Rewrite the post on calling find under Windows from "For the RTOS" up to and including "just the name.", substituting "Cygwin" for each occurrence of "MSYS2".
Article start
For the RTOS I'm writing ( http://www.distortos.org ) I need to run find
as part of the build configuration process (from make menuconfig
target). For Windows I assume that user has MSYS2 installed, so find.exe
is available. The only problem with this particular file is that Windows also has such file in C:/Windows/system32
(supposedly it is something close to grep
). So depending on the order of folders in your PATH
environment variable you get one or the other if trying to call the file by just the name.
I've found that calling this program as /bin/find
from the Makefile
or in shell script works both in Windows and on (my) Linux. What is most important - doing it that way always calls find.exe
from MSYS2, no matter what is the order of folders in PATH
. So I'm wondering - is it OK to call find
this way, or maybe it is not portable and I just had luck that it works for me?
Article end
Data provided start
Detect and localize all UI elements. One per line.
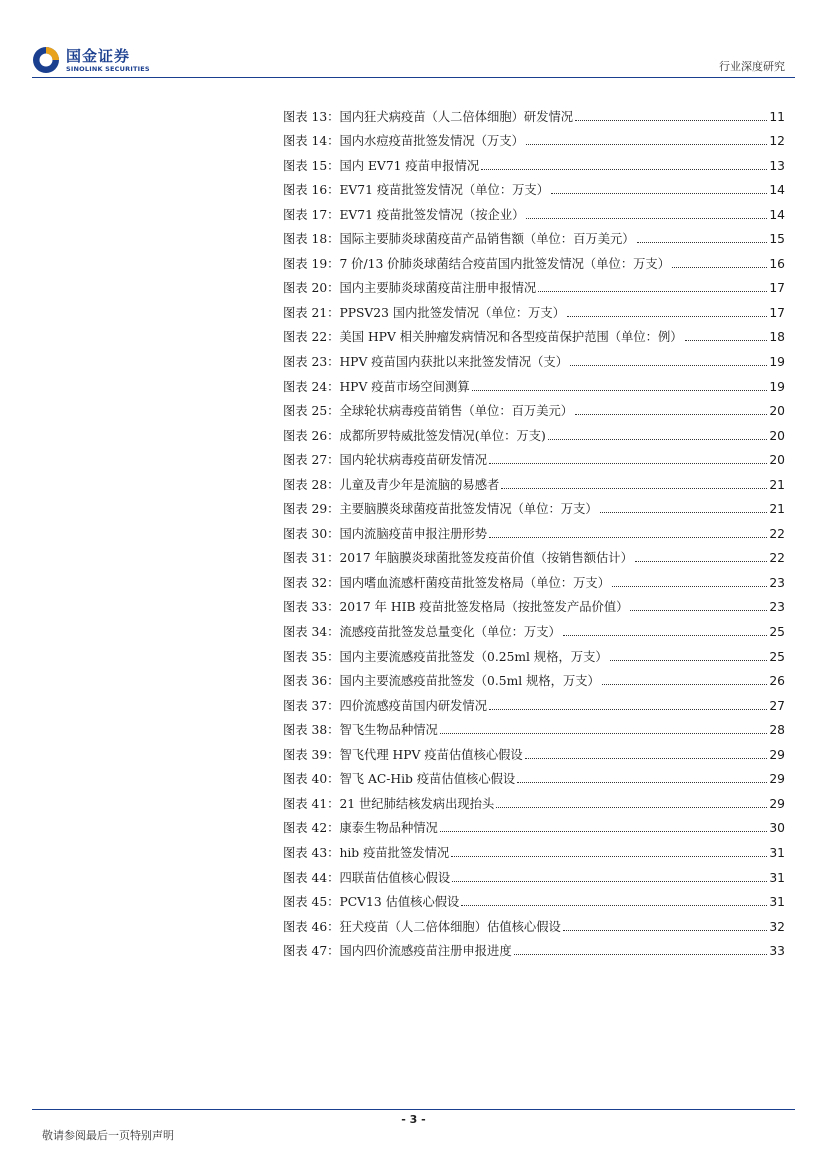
Data provided end
> **The answer**:
For the RTOS I'm writing ( http://www.distortos.org ) I need to run find
as part of the build configuration process (from make menuconfig
target). For Windows I assume that user has Cygwin installed, so find.exe
is available. The only problem with this particular file is that Windows also has such file in C:/Windows/system32
(supposedly it is something close to grep
). So depending on the order of folders in your PATH
environment variable you get one or the other if trying to call the file by just the name.